## Start Records for this task

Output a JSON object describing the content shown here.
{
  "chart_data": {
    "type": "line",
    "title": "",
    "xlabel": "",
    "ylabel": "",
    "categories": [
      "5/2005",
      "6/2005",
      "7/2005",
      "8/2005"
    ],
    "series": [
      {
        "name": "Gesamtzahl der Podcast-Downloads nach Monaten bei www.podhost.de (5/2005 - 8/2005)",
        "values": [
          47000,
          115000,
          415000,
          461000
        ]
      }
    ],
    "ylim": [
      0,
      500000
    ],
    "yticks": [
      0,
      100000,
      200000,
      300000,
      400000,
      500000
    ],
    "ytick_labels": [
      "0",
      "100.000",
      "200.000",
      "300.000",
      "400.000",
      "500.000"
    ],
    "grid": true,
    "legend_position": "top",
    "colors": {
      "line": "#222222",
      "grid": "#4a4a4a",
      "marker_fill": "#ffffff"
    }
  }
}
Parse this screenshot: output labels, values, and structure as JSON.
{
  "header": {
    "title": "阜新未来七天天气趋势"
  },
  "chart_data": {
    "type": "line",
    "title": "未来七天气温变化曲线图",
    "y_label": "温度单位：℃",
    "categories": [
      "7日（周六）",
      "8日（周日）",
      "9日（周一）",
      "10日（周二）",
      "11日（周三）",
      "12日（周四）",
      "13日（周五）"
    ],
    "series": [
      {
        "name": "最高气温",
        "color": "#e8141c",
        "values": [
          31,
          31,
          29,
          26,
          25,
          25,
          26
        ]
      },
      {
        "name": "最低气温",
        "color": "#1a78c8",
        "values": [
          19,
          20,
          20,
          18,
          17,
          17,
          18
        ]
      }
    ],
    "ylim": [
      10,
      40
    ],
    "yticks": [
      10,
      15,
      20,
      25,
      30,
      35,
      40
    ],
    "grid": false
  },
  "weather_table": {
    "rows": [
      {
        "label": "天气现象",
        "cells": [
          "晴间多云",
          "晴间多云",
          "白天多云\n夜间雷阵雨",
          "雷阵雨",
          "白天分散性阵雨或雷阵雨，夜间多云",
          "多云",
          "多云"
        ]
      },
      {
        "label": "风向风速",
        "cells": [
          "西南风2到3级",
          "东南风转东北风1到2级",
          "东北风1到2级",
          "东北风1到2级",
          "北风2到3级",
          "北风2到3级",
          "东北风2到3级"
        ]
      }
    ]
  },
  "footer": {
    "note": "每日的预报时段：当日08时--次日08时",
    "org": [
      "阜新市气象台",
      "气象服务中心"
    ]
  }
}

## End Records for this task

▸ Set task:
From the entries above, copy every line containing the word "title".

▸ Solution to the exercise:
    "title": "",
    "title": "阜新未来七天天气趋势"
    "title": "未来七天气温变化曲线图",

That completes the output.